Write the count of lines that contain the word "title" and nothing else.

===== SUPPLIED RECORDS

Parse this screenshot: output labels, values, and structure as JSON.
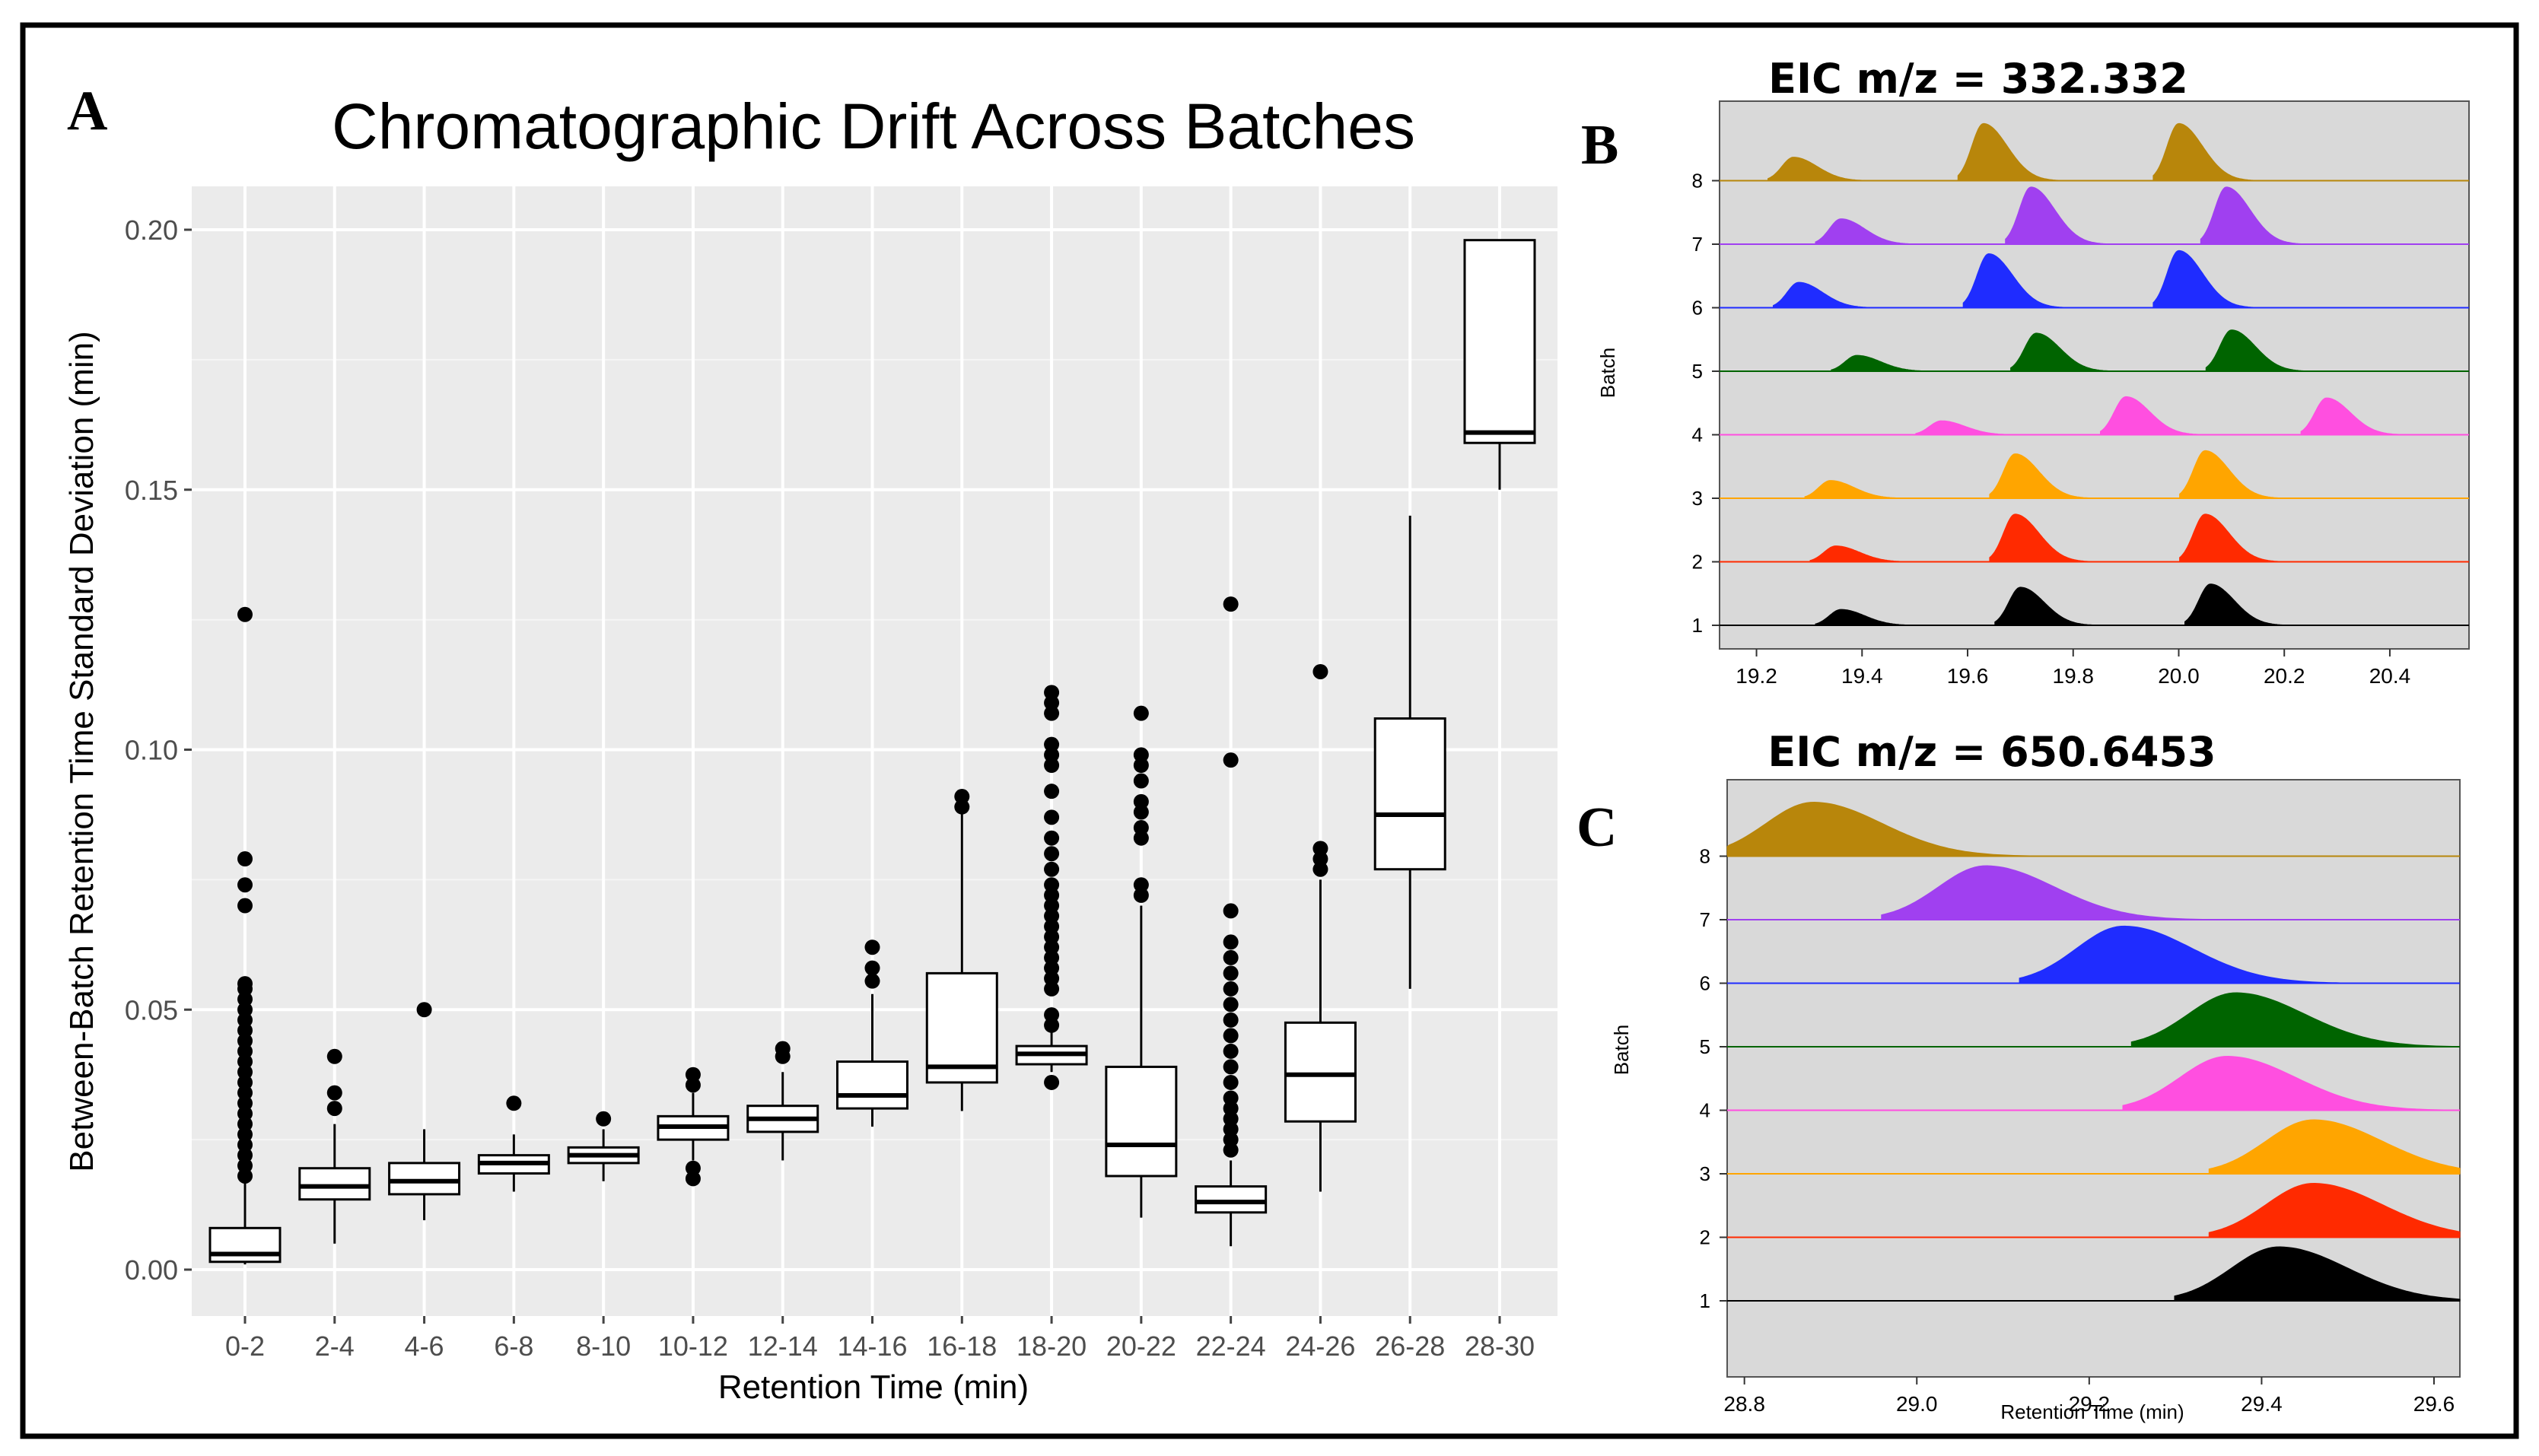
{
  "panels": {
    "a_label": "A",
    "b_label": "B",
    "c_label": "C"
  },
  "chart_data": [
    {
      "type": "box",
      "title": "Chromatographic Drift Across Batches",
      "xlabel": "Retention Time (min)",
      "ylabel": "Between-Batch Retention Time Standard Deviation (min)",
      "ylim": [
        0,
        0.21
      ],
      "yticks": [
        0.0,
        0.05,
        0.1,
        0.15,
        0.2
      ],
      "ytick_labels": [
        "0.00",
        "0.05",
        "0.10",
        "0.15",
        "0.20"
      ],
      "grid": true,
      "categories": [
        "0-2",
        "2-4",
        "4-6",
        "6-8",
        "8-10",
        "10-12",
        "12-14",
        "14-16",
        "16-18",
        "18-20",
        "20-22",
        "22-24",
        "24-26",
        "26-28",
        "28-30"
      ],
      "boxes": [
        {
          "whisker_low": 0.001,
          "q1": 0.0015,
          "median": 0.003,
          "q3": 0.008,
          "whisker_high": 0.017,
          "outliers": [
            0.126,
            0.079,
            0.074,
            0.07,
            0.055,
            0.054,
            0.052,
            0.05,
            0.048,
            0.046,
            0.044,
            0.042,
            0.04,
            0.038,
            0.036,
            0.034,
            0.032,
            0.03,
            0.028,
            0.026,
            0.024,
            0.022,
            0.02,
            0.018
          ]
        },
        {
          "whisker_low": 0.005,
          "q1": 0.0135,
          "median": 0.016,
          "q3": 0.0195,
          "whisker_high": 0.028,
          "outliers": [
            0.041,
            0.034,
            0.031
          ]
        },
        {
          "whisker_low": 0.0095,
          "q1": 0.0145,
          "median": 0.017,
          "q3": 0.0205,
          "whisker_high": 0.027,
          "outliers": [
            0.05
          ]
        },
        {
          "whisker_low": 0.015,
          "q1": 0.0185,
          "median": 0.0205,
          "q3": 0.022,
          "whisker_high": 0.026,
          "outliers": [
            0.032
          ]
        },
        {
          "whisker_low": 0.017,
          "q1": 0.0205,
          "median": 0.022,
          "q3": 0.0235,
          "whisker_high": 0.027,
          "outliers": [
            0.029
          ]
        },
        {
          "whisker_low": 0.021,
          "q1": 0.025,
          "median": 0.0275,
          "q3": 0.0295,
          "whisker_high": 0.034,
          "outliers": [
            0.0375,
            0.0355,
            0.0195,
            0.0175
          ]
        },
        {
          "whisker_low": 0.021,
          "q1": 0.0265,
          "median": 0.029,
          "q3": 0.0315,
          "whisker_high": 0.038,
          "outliers": [
            0.0425,
            0.041
          ]
        },
        {
          "whisker_low": 0.0275,
          "q1": 0.031,
          "median": 0.0335,
          "q3": 0.04,
          "whisker_high": 0.053,
          "outliers": [
            0.062,
            0.058,
            0.0555
          ]
        },
        {
          "whisker_low": 0.0305,
          "q1": 0.036,
          "median": 0.039,
          "q3": 0.057,
          "whisker_high": 0.088,
          "outliers": [
            0.091,
            0.089
          ]
        },
        {
          "whisker_low": 0.038,
          "q1": 0.0395,
          "median": 0.0415,
          "q3": 0.043,
          "whisker_high": 0.046,
          "outliers": [
            0.111,
            0.109,
            0.107,
            0.101,
            0.099,
            0.097,
            0.092,
            0.087,
            0.083,
            0.08,
            0.077,
            0.074,
            0.072,
            0.07,
            0.068,
            0.066,
            0.064,
            0.062,
            0.06,
            0.058,
            0.056,
            0.054,
            0.049,
            0.047,
            0.036
          ]
        },
        {
          "whisker_low": 0.01,
          "q1": 0.018,
          "median": 0.024,
          "q3": 0.039,
          "whisker_high": 0.07,
          "outliers": [
            0.107,
            0.099,
            0.097,
            0.094,
            0.09,
            0.088,
            0.085,
            0.083,
            0.074,
            0.072
          ]
        },
        {
          "whisker_low": 0.0045,
          "q1": 0.011,
          "median": 0.013,
          "q3": 0.016,
          "whisker_high": 0.021,
          "outliers": [
            0.128,
            0.098,
            0.069,
            0.063,
            0.06,
            0.057,
            0.054,
            0.051,
            0.048,
            0.045,
            0.042,
            0.039,
            0.036,
            0.033,
            0.031,
            0.029,
            0.027,
            0.025,
            0.023
          ]
        },
        {
          "whisker_low": 0.015,
          "q1": 0.0285,
          "median": 0.0375,
          "q3": 0.0475,
          "whisker_high": 0.075,
          "outliers": [
            0.115,
            0.081,
            0.079,
            0.077
          ]
        },
        {
          "whisker_low": 0.054,
          "q1": 0.077,
          "median": 0.0875,
          "q3": 0.106,
          "whisker_high": 0.145,
          "outliers": []
        },
        {
          "whisker_low": 0.15,
          "q1": 0.159,
          "median": 0.161,
          "q3": 0.198,
          "whisker_high": 0.198,
          "outliers": []
        }
      ]
    },
    {
      "type": "area",
      "title": "EIC m/z = 332.332",
      "xlabel": "",
      "ylabel": "Batch",
      "xlim": [
        19.13,
        20.55
      ],
      "xticks": [
        19.2,
        19.4,
        19.6,
        19.8,
        20.0,
        20.2,
        20.4
      ],
      "xtick_labels": [
        "19.2",
        "19.4",
        "19.6",
        "19.8",
        "20.0",
        "20.2",
        "20.4"
      ],
      "batches": [
        "1",
        "2",
        "3",
        "4",
        "5",
        "6",
        "7",
        "8"
      ],
      "series": [
        {
          "name": "1",
          "color": "#000000",
          "peaks": [
            [
              19.36,
              0.25
            ],
            [
              19.7,
              0.6
            ],
            [
              20.06,
              0.65
            ]
          ]
        },
        {
          "name": "2",
          "color": "#ff2a00",
          "peaks": [
            [
              19.35,
              0.25
            ],
            [
              19.69,
              0.75
            ],
            [
              20.05,
              0.75
            ]
          ]
        },
        {
          "name": "3",
          "color": "#ffa500",
          "peaks": [
            [
              19.34,
              0.28
            ],
            [
              19.69,
              0.7
            ],
            [
              20.05,
              0.75
            ]
          ]
        },
        {
          "name": "4",
          "color": "#ff4fe0",
          "peaks": [
            [
              19.55,
              0.22
            ],
            [
              19.9,
              0.6
            ],
            [
              20.28,
              0.58
            ]
          ]
        },
        {
          "name": "5",
          "color": "#006400",
          "peaks": [
            [
              19.39,
              0.25
            ],
            [
              19.73,
              0.6
            ],
            [
              20.1,
              0.65
            ]
          ]
        },
        {
          "name": "6",
          "color": "#1f2cff",
          "peaks": [
            [
              19.28,
              0.4
            ],
            [
              19.64,
              0.85
            ],
            [
              20.0,
              0.9
            ]
          ]
        },
        {
          "name": "7",
          "color": "#a040f0",
          "peaks": [
            [
              19.36,
              0.4
            ],
            [
              19.72,
              0.9
            ],
            [
              20.09,
              0.9
            ]
          ]
        },
        {
          "name": "8",
          "color": "#b8860b",
          "peaks": [
            [
              19.27,
              0.37
            ],
            [
              19.63,
              0.9
            ],
            [
              20.0,
              0.9
            ]
          ]
        }
      ]
    },
    {
      "type": "area",
      "title": "EIC m/z = 650.6453",
      "xlabel": "Retention Time (min)",
      "ylabel": "Batch",
      "xlim": [
        28.78,
        29.63
      ],
      "xticks": [
        28.8,
        29.0,
        29.2,
        29.4,
        29.6
      ],
      "xtick_labels": [
        "28.8",
        "29.0",
        "29.2",
        "29.4",
        "29.6"
      ],
      "batches": [
        "1",
        "2",
        "3",
        "4",
        "5",
        "6",
        "7",
        "8"
      ],
      "series": [
        {
          "name": "1",
          "color": "#000000",
          "peaks": [
            [
              29.42,
              0.85
            ]
          ]
        },
        {
          "name": "2",
          "color": "#ff2a00",
          "peaks": [
            [
              29.46,
              0.85
            ]
          ]
        },
        {
          "name": "3",
          "color": "#ffa500",
          "peaks": [
            [
              29.46,
              0.85
            ]
          ]
        },
        {
          "name": "4",
          "color": "#ff4fe0",
          "peaks": [
            [
              29.36,
              0.85
            ]
          ]
        },
        {
          "name": "5",
          "color": "#006400",
          "peaks": [
            [
              29.37,
              0.85
            ]
          ]
        },
        {
          "name": "6",
          "color": "#1f2cff",
          "peaks": [
            [
              29.24,
              0.9
            ]
          ]
        },
        {
          "name": "7",
          "color": "#a040f0",
          "peaks": [
            [
              29.08,
              0.85
            ]
          ]
        },
        {
          "name": "8",
          "color": "#b8860b",
          "peaks": [
            [
              28.88,
              0.85
            ]
          ]
        }
      ]
    }
  ]
}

==========

→ **SOLVED PROBLEM**
3